• **Problems to solve**:
- A) In the reply about bonding gigabit and fast ethernet, turn the paragraph beginning "Not unless there's something very wrong" into a short bulleted list that keeps its main facts.
- B) Extend the reply about bonding gigabit and fast ethernet, picking up after its final sentence.

• **Passage given**:
Tvrtko A. Ursulin wrote:
> Hi to all,
> 
> Does it make any sense from bandwith point of view to bond gigabit and fast 
> ethernet?

Not unless there's something very wrong with your gigabit card.  People with 
this sort of hardware generally use the fast ethernet for management or cluster 
heartbeat, or maybe as a non-primary slave in an active-backup bond.

> I wanted to use adaptive-alb mode to load balance both transmit and receive 
> direction of traffic but it seems 8139too does not support it so I use 
> balance-rr.
> 
> When serving data from the machine I get 13.7 MB/s aggregated while with a 
> single slave (so bond still active) I get 5.6 MB/s for gigabit and 9.1 MB/s 
> for fast. Yes, that's not a typo - fast ethernet is faster than gigabit.

That would qualify as something very wrong with your gigabit card.  What do you 
get when bonding is completely disabled?

• **Labeled region entries**:

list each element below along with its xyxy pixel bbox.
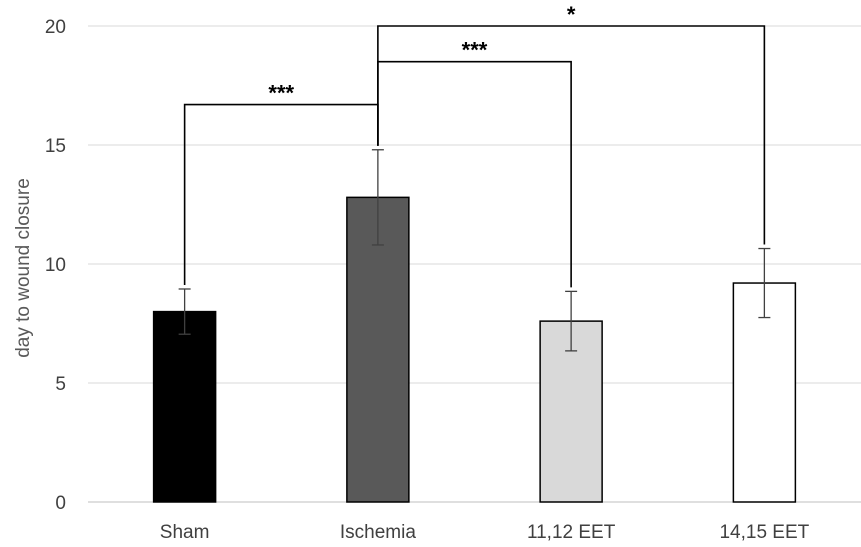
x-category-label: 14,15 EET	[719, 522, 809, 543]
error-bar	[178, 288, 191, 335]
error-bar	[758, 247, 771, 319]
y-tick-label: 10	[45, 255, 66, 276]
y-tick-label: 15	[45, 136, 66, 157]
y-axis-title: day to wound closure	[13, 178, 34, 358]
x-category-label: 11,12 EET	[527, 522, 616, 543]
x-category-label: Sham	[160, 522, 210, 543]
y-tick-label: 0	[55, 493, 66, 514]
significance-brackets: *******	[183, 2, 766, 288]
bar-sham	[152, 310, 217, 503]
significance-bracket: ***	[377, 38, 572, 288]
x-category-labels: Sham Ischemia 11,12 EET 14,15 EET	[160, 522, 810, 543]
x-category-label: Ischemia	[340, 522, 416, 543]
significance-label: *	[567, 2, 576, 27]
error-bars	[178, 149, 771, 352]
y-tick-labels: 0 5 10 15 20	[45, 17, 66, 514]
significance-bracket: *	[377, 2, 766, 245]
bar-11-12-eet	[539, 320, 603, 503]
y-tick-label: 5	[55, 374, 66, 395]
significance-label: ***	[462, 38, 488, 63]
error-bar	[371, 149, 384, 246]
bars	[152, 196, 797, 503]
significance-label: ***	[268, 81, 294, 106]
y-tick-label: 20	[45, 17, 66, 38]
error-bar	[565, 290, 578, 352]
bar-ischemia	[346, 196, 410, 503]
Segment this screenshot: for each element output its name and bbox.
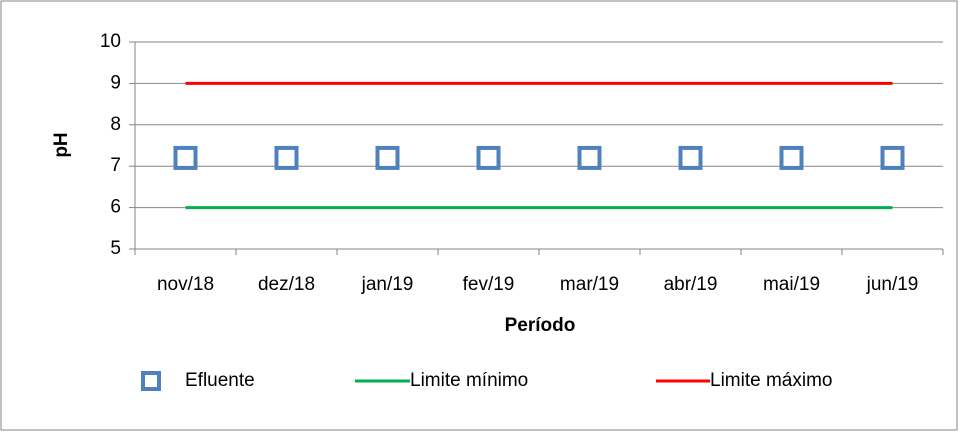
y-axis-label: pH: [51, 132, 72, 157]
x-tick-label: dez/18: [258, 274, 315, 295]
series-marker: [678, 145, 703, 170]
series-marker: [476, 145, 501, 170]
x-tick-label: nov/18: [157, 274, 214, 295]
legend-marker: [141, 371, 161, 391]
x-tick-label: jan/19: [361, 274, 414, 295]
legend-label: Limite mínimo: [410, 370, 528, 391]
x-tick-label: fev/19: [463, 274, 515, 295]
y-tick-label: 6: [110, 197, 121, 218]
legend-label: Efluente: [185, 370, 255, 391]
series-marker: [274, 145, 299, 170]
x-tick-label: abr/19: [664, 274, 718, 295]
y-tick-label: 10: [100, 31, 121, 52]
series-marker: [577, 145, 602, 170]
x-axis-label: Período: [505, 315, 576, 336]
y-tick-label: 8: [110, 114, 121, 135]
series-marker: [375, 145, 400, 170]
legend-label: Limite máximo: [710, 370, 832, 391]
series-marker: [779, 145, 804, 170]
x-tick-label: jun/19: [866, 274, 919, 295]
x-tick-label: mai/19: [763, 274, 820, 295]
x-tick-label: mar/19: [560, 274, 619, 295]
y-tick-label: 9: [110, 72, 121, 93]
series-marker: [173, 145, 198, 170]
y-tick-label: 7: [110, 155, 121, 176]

• **Per-task answers**:
- A)
- Bonding the two only makes sense for bandwidth if something is very wrong with the gigabit card.
- People with this hardware generally use the fast ethernet for management or cluster heartbeat.
- It may also serve as a non-primary slave in an active-backup bond.

- B)
> That is actually another problem I was trying to get to the bottom of for some 
> time. Gigabit adapter is skge in a PCI slot and outgoing bandwith oscillates 
> a lot during transfer, much more than on 8139too which is both stable and 
> faster.

The gigabit card might be sharing a PCI bus with your disk controller, so 
swapping which slots the cards are in might make gigabit work faster, but it 
sounds more like the driver is doing something stupid with interrupt servicing.

> Unfortunately this machine takes low-profile cards and so far I was unable to 
> find something other than skge to test with.
> 
> Oh and yes, kernel is 2.6.27(-9-generic, so Ubuntu derivative of 2.6.27).